What you have to do: Read the data and repeat it in full, exactly.

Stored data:
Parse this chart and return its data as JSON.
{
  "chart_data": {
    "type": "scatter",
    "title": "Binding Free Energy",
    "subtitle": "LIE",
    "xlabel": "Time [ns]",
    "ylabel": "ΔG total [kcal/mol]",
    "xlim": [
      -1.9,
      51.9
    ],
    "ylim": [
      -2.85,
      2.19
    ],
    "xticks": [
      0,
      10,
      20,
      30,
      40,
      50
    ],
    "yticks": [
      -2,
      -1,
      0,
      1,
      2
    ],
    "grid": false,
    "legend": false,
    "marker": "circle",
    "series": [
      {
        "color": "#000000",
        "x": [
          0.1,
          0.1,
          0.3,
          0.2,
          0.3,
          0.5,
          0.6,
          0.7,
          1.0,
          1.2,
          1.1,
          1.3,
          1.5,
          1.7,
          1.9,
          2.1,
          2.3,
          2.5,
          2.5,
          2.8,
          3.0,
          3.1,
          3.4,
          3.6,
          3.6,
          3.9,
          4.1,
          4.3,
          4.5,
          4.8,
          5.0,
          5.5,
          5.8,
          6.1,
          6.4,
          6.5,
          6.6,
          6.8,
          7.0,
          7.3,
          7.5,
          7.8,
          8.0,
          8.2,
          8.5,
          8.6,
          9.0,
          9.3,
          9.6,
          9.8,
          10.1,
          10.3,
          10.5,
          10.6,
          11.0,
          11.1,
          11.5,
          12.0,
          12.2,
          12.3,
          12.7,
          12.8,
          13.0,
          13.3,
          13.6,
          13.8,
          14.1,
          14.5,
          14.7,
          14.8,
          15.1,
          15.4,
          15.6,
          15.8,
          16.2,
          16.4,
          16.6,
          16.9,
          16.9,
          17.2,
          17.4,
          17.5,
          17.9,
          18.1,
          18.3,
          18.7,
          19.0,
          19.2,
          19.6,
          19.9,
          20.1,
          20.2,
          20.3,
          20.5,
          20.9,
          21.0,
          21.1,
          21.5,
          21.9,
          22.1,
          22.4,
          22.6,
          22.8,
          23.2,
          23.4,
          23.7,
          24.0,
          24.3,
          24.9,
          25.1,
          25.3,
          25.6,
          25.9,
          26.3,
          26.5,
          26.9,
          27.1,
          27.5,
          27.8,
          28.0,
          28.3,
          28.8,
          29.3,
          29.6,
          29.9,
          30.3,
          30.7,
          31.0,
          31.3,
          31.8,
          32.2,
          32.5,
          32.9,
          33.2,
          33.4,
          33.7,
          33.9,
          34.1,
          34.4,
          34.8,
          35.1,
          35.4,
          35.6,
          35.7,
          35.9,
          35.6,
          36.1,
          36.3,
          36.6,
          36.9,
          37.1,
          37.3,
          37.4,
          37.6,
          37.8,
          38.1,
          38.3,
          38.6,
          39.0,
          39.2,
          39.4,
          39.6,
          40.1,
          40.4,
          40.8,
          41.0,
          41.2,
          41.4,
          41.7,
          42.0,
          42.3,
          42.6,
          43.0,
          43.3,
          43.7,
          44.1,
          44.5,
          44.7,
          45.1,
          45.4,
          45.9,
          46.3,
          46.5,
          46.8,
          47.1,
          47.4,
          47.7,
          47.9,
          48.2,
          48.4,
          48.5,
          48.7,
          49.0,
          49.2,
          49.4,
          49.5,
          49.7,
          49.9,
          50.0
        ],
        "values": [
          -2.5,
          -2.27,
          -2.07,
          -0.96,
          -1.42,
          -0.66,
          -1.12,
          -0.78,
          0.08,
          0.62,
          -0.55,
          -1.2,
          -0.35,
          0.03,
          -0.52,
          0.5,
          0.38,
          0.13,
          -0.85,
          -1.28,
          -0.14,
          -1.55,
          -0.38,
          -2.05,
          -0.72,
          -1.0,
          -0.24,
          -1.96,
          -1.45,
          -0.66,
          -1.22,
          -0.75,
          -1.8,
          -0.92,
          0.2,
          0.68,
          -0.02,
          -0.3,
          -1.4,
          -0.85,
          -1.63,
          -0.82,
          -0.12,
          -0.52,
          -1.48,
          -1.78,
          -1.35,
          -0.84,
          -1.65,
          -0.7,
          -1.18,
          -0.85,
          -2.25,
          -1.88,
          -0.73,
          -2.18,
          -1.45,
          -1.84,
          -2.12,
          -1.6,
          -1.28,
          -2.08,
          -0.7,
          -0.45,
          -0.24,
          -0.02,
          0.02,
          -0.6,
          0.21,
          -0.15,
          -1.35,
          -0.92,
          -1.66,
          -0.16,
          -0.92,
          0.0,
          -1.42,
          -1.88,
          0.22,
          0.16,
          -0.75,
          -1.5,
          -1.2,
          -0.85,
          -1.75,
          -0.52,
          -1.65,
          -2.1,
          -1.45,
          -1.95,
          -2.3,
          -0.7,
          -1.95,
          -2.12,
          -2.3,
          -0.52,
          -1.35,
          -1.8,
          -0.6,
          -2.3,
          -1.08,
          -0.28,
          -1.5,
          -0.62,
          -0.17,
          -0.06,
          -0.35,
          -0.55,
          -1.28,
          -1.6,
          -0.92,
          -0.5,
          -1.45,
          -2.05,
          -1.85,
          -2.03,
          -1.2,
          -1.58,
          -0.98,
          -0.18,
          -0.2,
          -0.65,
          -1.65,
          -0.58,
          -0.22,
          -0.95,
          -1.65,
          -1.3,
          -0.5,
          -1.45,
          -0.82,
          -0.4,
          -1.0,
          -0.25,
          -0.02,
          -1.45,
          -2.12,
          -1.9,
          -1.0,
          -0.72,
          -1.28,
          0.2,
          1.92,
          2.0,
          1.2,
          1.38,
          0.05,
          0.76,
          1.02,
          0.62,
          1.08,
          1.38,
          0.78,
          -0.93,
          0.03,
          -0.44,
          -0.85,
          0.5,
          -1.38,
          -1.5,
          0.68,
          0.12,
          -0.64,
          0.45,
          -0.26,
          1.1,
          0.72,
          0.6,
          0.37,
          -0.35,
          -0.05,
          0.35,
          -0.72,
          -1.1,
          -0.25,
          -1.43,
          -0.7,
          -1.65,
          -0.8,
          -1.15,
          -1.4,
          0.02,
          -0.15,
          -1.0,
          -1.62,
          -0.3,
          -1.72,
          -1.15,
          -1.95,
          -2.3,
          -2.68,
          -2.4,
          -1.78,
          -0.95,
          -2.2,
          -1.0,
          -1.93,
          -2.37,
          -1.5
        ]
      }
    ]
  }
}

Solution:
Parse this chart and return its data as JSON.
{
  "chart_data": {
    "type": "scatter",
    "title": "Binding Free Energy",
    "subtitle": "LIE",
    "xlabel": "Time [ns]",
    "ylabel": "ΔG total [kcal/mol]",
    "xlim": [
      -1.9,
      51.9
    ],
    "ylim": [
      -2.85,
      2.19
    ],
    "xticks": [
      0,
      10,
      20,
      30,
      40,
      50
    ],
    "yticks": [
      -2,
      -1,
      0,
      1,
      2
    ],
    "grid": false,
    "legend": false,
    "marker": "circle",
    "series": [
      {
        "color": "#000000",
        "x": [
          0.1,
          0.1,
          0.3,
          0.2,
          0.3,
          0.5,
          0.6,
          0.7,
          1.0,
          1.2,
          1.1,
          1.3,
          1.5,
          1.7,
          1.9,
          2.1,
          2.3,
          2.5,
          2.5,
          2.8,
          3.0,
          3.1,
          3.4,
          3.6,
          3.6,
          3.9,
          4.1,
          4.3,
          4.5,
          4.8,
          5.0,
          5.5,
          5.8,
          6.1,
          6.4,
          6.5,
          6.6,
          6.8,
          7.0,
          7.3,
          7.5,
          7.8,
          8.0,
          8.2,
          8.5,
          8.6,
          9.0,
          9.3,
          9.6,
          9.8,
          10.1,
          10.3,
          10.5,
          10.6,
          11.0,
          11.1,
          11.5,
          12.0,
          12.2,
          12.3,
          12.7,
          12.8,
          13.0,
          13.3,
          13.6,
          13.8,
          14.1,
          14.5,
          14.7,
          14.8,
          15.1,
          15.4,
          15.6,
          15.8,
          16.2,
          16.4,
          16.6,
          16.9,
          16.9,
          17.2,
          17.4,
          17.5,
          17.9,
          18.1,
          18.3,
          18.7,
          19.0,
          19.2,
          19.6,
          19.9,
          20.1,
          20.2,
          20.3,
          20.5,
          20.9,
          21.0,
          21.1,
          21.5,
          21.9,
          22.1,
          22.4,
          22.6,
          22.8,
          23.2,
          23.4,
          23.7,
          24.0,
          24.3,
          24.9,
          25.1,
          25.3,
          25.6,
          25.9,
          26.3,
          26.5,
          26.9,
          27.1,
          27.5,
          27.8,
          28.0,
          28.3,
          28.8,
          29.3,
          29.6,
          29.9,
          30.3,
          30.7,
          31.0,
          31.3,
          31.8,
          32.2,
          32.5,
          32.9,
          33.2,
          33.4,
          33.7,
          33.9,
          34.1,
          34.4,
          34.8,
          35.1,
          35.4,
          35.6,
          35.7,
          35.9,
          35.6,
          36.1,
          36.3,
          36.6,
          36.9,
          37.1,
          37.3,
          37.4,
          37.6,
          37.8,
          38.1,
          38.3,
          38.6,
          39.0,
          39.2,
          39.4,
          39.6,
          40.1,
          40.4,
          40.8,
          41.0,
          41.2,
          41.4,
          41.7,
          42.0,
          42.3,
          42.6,
          43.0,
          43.3,
          43.7,
          44.1,
          44.5,
          44.7,
          45.1,
          45.4,
          45.9,
          46.3,
          46.5,
          46.8,
          47.1,
          47.4,
          47.7,
          47.9,
          48.2,
          48.4,
          48.5,
          48.7,
          49.0,
          49.2,
          49.4,
          49.5,
          49.7,
          49.9,
          50.0
        ],
        "values": [
          -2.5,
          -2.27,
          -2.07,
          -0.96,
          -1.42,
          -0.66,
          -1.12,
          -0.78,
          0.08,
          0.62,
          -0.55,
          -1.2,
          -0.35,
          0.03,
          -0.52,
          0.5,
          0.38,
          0.13,
          -0.85,
          -1.28,
          -0.14,
          -1.55,
          -0.38,
          -2.05,
          -0.72,
          -1.0,
          -0.24,
          -1.96,
          -1.45,
          -0.66,
          -1.22,
          -0.75,
          -1.8,
          -0.92,
          0.2,
          0.68,
          -0.02,
          -0.3,
          -1.4,
          -0.85,
          -1.63,
          -0.82,
          -0.12,
          -0.52,
          -1.48,
          -1.78,
          -1.35,
          -0.84,
          -1.65,
          -0.7,
          -1.18,
          -0.85,
          -2.25,
          -1.88,
          -0.73,
          -2.18,
          -1.45,
          -1.84,
          -2.12,
          -1.6,
          -1.28,
          -2.08,
          -0.7,
          -0.45,
          -0.24,
          -0.02,
          0.02,
          -0.6,
          0.21,
          -0.15,
          -1.35,
          -0.92,
          -1.66,
          -0.16,
          -0.92,
          0.0,
          -1.42,
          -1.88,
          0.22,
          0.16,
          -0.75,
          -1.5,
          -1.2,
          -0.85,
          -1.75,
          -0.52,
          -1.65,
          -2.1,
          -1.45,
          -1.95,
          -2.3,
          -0.7,
          -1.95,
          -2.12,
          -2.3,
          -0.52,
          -1.35,
          -1.8,
          -0.6,
          -2.3,
          -1.08,
          -0.28,
          -1.5,
          -0.62,
          -0.17,
          -0.06,
          -0.35,
          -0.55,
          -1.28,
          -1.6,
          -0.92,
          -0.5,
          -1.45,
          -2.05,
          -1.85,
          -2.03,
          -1.2,
          -1.58,
          -0.98,
          -0.18,
          -0.2,
          -0.65,
          -1.65,
          -0.58,
          -0.22,
          -0.95,
          -1.65,
          -1.3,
          -0.5,
          -1.45,
          -0.82,
          -0.4,
          -1.0,
          -0.25,
          -0.02,
          -1.45,
          -2.12,
          -1.9,
          -1.0,
          -0.72,
          -1.28,
          0.2,
          1.92,
          2.0,
          1.2,
          1.38,
          0.05,
          0.76,
          1.02,
          0.62,
          1.08,
          1.38,
          0.78,
          -0.93,
          0.03,
          -0.44,
          -0.85,
          0.5,
          -1.38,
          -1.5,
          0.68,
          0.12,
          -0.64,
          0.45,
          -0.26,
          1.1,
          0.72,
          0.6,
          0.37,
          -0.35,
          -0.05,
          0.35,
          -0.72,
          -1.1,
          -0.25,
          -1.43,
          -0.7,
          -1.65,
          -0.8,
          -1.15,
          -1.4,
          0.02,
          -0.15,
          -1.0,
          -1.62,
          -0.3,
          -1.72,
          -1.15,
          -1.95,
          -2.3,
          -2.68,
          -2.4,
          -1.78,
          -0.95,
          -2.2,
          -1.0,
          -1.93,
          -2.37,
          -1.5
        ]
      }
    ]
  }
}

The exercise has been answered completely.